[Recorded data]
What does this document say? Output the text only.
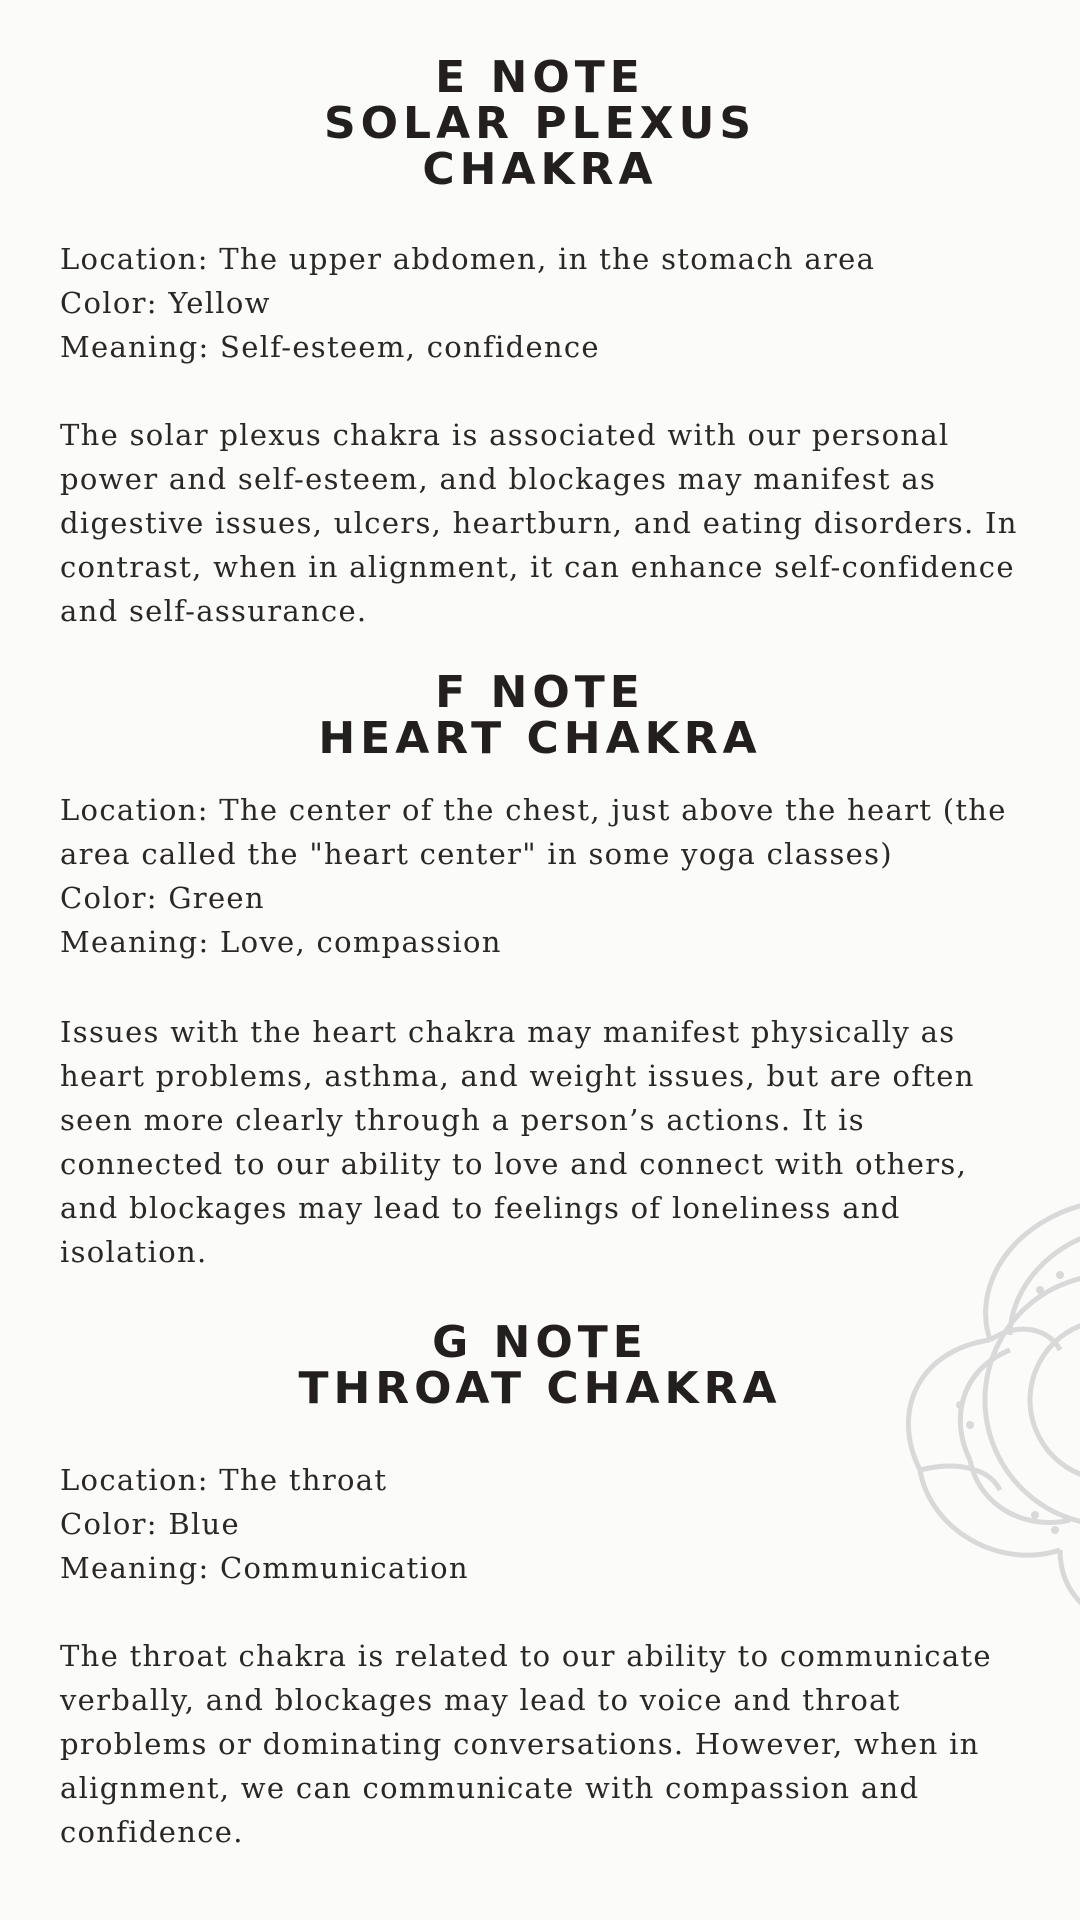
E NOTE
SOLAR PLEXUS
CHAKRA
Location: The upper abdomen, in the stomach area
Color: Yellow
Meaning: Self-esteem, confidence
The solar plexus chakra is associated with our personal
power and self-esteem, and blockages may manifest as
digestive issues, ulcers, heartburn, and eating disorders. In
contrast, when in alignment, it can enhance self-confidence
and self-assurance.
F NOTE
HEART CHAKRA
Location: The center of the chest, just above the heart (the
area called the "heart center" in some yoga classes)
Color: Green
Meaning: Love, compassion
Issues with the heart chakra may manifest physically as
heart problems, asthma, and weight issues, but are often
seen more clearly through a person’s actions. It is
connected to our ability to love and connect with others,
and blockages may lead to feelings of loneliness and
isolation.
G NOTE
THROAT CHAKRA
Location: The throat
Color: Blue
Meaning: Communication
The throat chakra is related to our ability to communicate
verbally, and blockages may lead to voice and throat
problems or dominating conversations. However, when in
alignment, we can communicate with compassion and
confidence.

_EXERCISE REQUIREMENTS:_ Repeat each entry precisely as it appears. Leave the pictures out.

_CORRECT ANSWER:_
What does this document say? Output the text only.
E NOTE
SOLAR PLEXUS
CHAKRA
Location: The upper abdomen, in the stomach area
Color: Yellow
Meaning: Self-esteem, confidence
The solar plexus chakra is associated with our personal
power and self-esteem, and blockages may manifest as
digestive issues, ulcers, heartburn, and eating disorders. In
contrast, when in alignment, it can enhance self-confidence
and self-assurance.
F NOTE
HEART CHAKRA
Location: The center of the chest, just above the heart (the
area called the "heart center" in some yoga classes)
Color: Green
Meaning: Love, compassion
Issues with the heart chakra may manifest physically as
heart problems, asthma, and weight issues, but are often
seen more clearly through a person’s actions. It is
connected to our ability to love and connect with others,
and blockages may lead to feelings of loneliness and
isolation.
G NOTE
THROAT CHAKRA
Location: The throat
Color: Blue
Meaning: Communication
The throat chakra is related to our ability to communicate
verbally, and blockages may lead to voice and throat
problems or dominating conversations. However, when in
alignment, we can communicate with compassion and
confidence.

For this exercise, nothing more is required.